• [Description of the task] Show every line containing "title" by copying it.

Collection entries

^^^^

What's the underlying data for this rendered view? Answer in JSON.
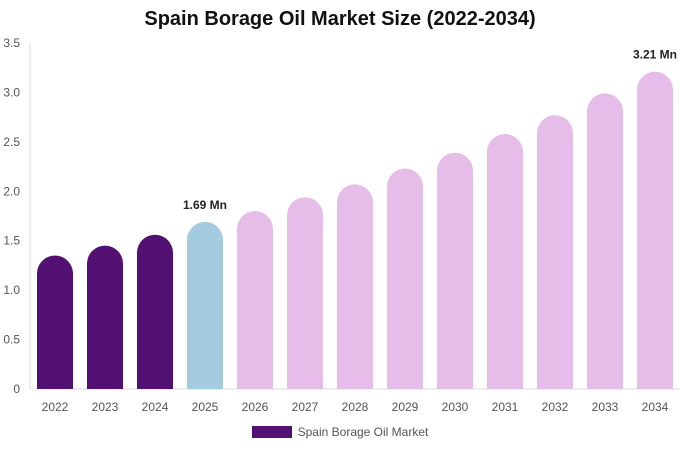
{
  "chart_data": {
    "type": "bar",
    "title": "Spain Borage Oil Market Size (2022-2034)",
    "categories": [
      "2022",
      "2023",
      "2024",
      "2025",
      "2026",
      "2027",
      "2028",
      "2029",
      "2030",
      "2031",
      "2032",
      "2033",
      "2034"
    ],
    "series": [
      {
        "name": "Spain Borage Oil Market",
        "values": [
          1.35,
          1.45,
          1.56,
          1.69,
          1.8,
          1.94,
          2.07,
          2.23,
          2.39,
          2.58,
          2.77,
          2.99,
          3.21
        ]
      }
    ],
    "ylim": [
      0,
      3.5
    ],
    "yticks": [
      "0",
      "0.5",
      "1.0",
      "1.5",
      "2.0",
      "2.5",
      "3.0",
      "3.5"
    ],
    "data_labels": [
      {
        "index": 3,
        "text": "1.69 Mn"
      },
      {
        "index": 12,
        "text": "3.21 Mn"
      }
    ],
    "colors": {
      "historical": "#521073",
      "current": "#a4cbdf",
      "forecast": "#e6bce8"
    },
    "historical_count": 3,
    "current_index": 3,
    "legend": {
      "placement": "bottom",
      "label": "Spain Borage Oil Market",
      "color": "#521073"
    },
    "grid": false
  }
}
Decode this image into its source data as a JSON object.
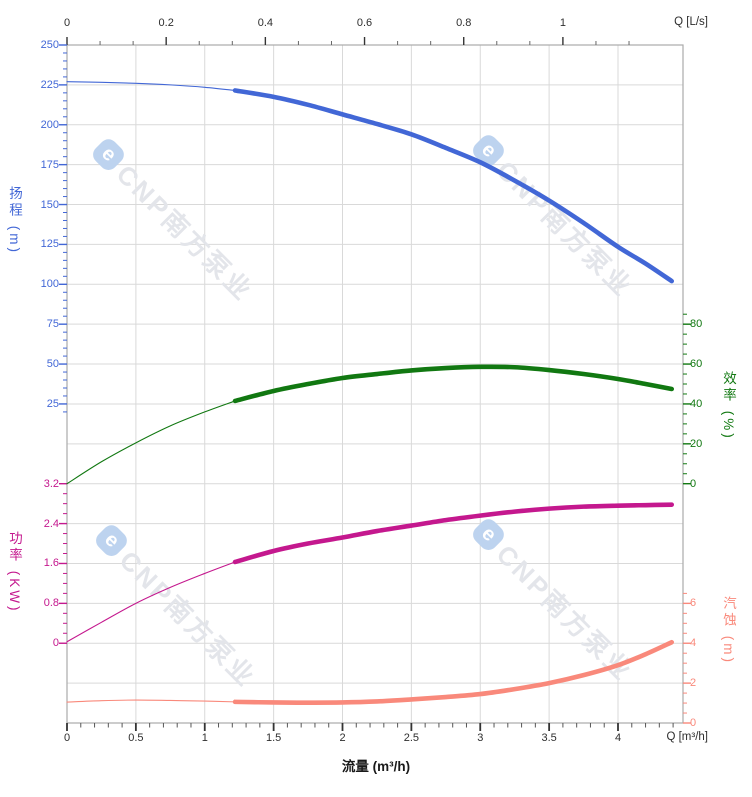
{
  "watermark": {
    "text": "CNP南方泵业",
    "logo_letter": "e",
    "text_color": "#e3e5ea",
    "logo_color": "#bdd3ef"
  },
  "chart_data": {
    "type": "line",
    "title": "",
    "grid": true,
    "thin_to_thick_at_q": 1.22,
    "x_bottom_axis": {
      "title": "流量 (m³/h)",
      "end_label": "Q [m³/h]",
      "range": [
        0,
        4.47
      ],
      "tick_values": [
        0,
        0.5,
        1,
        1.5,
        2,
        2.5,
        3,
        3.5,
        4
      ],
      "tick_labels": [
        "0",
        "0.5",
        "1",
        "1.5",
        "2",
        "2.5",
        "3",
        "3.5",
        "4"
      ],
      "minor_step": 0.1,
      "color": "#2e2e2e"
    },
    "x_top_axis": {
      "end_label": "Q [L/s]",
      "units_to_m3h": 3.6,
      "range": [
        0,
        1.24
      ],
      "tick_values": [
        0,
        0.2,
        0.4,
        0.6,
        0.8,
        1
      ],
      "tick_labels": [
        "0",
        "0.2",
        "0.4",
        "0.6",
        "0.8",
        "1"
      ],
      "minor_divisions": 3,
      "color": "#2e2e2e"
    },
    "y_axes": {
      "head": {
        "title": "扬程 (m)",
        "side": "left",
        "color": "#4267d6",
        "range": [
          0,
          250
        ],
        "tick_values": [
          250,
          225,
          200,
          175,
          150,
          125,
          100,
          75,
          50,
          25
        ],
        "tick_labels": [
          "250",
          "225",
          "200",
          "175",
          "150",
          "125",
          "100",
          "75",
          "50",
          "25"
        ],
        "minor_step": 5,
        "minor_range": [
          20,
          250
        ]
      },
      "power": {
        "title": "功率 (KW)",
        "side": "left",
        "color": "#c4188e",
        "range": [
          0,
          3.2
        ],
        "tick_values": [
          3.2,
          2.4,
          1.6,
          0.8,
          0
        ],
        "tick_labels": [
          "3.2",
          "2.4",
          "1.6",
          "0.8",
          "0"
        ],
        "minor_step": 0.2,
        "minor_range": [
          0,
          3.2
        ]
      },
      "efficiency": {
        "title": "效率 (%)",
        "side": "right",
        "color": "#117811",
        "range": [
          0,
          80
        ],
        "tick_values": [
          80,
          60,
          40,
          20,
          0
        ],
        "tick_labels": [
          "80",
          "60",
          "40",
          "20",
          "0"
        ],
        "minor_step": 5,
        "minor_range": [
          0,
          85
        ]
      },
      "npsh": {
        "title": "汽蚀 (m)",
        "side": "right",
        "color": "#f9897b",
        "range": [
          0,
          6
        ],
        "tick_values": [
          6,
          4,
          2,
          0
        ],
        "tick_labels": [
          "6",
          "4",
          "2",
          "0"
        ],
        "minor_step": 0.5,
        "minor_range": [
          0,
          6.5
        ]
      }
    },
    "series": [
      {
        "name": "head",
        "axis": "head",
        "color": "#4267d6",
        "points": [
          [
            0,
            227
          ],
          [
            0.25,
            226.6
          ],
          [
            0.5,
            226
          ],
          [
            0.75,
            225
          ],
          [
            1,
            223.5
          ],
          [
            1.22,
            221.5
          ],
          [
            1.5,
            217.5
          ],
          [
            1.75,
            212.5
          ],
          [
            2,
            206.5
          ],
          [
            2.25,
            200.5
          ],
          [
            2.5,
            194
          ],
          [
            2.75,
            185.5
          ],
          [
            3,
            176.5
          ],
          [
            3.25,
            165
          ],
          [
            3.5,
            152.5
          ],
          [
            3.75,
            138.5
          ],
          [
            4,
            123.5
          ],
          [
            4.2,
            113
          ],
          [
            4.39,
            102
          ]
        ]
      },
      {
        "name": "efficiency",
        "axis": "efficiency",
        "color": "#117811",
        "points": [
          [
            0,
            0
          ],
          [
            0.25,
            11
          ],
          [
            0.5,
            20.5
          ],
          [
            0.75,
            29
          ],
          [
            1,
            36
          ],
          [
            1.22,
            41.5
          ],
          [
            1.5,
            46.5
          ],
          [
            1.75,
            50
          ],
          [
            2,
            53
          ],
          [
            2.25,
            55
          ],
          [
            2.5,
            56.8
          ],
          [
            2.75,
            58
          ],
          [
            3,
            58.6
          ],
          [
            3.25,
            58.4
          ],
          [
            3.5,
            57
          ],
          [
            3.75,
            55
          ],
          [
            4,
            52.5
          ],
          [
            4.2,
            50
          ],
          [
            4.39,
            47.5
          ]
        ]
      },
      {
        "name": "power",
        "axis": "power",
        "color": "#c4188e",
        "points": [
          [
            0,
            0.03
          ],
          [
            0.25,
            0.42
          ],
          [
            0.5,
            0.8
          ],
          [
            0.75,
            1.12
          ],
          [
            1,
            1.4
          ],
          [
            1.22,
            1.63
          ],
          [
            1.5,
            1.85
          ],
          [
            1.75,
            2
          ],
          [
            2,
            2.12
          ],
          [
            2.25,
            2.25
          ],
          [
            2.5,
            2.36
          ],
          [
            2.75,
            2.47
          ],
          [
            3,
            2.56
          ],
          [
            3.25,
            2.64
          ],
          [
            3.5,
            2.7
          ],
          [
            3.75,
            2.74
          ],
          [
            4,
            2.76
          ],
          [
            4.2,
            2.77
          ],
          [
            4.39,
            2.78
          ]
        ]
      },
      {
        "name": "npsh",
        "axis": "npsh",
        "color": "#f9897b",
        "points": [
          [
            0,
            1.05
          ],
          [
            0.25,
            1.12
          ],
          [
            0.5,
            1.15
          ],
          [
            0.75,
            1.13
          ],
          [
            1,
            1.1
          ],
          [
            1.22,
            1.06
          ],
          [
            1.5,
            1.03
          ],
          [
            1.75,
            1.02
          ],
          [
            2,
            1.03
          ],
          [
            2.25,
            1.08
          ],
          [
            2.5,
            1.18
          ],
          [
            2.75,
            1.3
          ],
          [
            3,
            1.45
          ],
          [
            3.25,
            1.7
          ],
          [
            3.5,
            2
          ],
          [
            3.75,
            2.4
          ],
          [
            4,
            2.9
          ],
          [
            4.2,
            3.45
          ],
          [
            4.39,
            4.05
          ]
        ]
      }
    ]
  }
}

^^^^

• [Right answer]
    "title": "Spain Borage Oil Market Size (2022-2034)",
    "title": "",
      "title": "流量 (m³/h)",
        "title": "扬程 (m)",
        "title": "功率 (KW)",
        "title": "效率 (%)",
        "title": "汽蚀 (m)",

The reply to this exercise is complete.